(Extracts from a graphics dataset)
>> START

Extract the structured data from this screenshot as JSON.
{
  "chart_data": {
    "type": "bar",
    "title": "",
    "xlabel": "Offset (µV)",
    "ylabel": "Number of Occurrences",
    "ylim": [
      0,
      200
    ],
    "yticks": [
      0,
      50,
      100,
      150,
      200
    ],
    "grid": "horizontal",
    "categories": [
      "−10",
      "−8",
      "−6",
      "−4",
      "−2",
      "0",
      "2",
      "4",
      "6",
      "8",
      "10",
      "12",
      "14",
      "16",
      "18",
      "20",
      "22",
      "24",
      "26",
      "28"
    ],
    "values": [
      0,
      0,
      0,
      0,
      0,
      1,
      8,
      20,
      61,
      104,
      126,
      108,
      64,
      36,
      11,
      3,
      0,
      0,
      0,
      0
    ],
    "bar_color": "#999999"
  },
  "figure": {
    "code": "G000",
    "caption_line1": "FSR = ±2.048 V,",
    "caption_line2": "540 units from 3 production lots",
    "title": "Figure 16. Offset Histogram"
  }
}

>> END

# SET EXERCISE
Copy out each line exactly as written.

# RESULT FOR THIS EXERCISE
Extract the structured data from this screenshot as JSON.
{
  "chart_data": {
    "type": "bar",
    "title": "",
    "xlabel": "Offset (µV)",
    "ylabel": "Number of Occurrences",
    "ylim": [
      0,
      200
    ],
    "yticks": [
      0,
      50,
      100,
      150,
      200
    ],
    "grid": "horizontal",
    "categories": [
      "−10",
      "−8",
      "−6",
      "−4",
      "−2",
      "0",
      "2",
      "4",
      "6",
      "8",
      "10",
      "12",
      "14",
      "16",
      "18",
      "20",
      "22",
      "24",
      "26",
      "28"
    ],
    "values": [
      0,
      0,
      0,
      0,
      0,
      1,
      8,
      20,
      61,
      104,
      126,
      108,
      64,
      36,
      11,
      3,
      0,
      0,
      0,
      0
    ],
    "bar_color": "#999999"
  },
  "figure": {
    "code": "G000",
    "caption_line1": "FSR = ±2.048 V,",
    "caption_line2": "540 units from 3 production lots",
    "title": "Figure 16. Offset Histogram"
  }
}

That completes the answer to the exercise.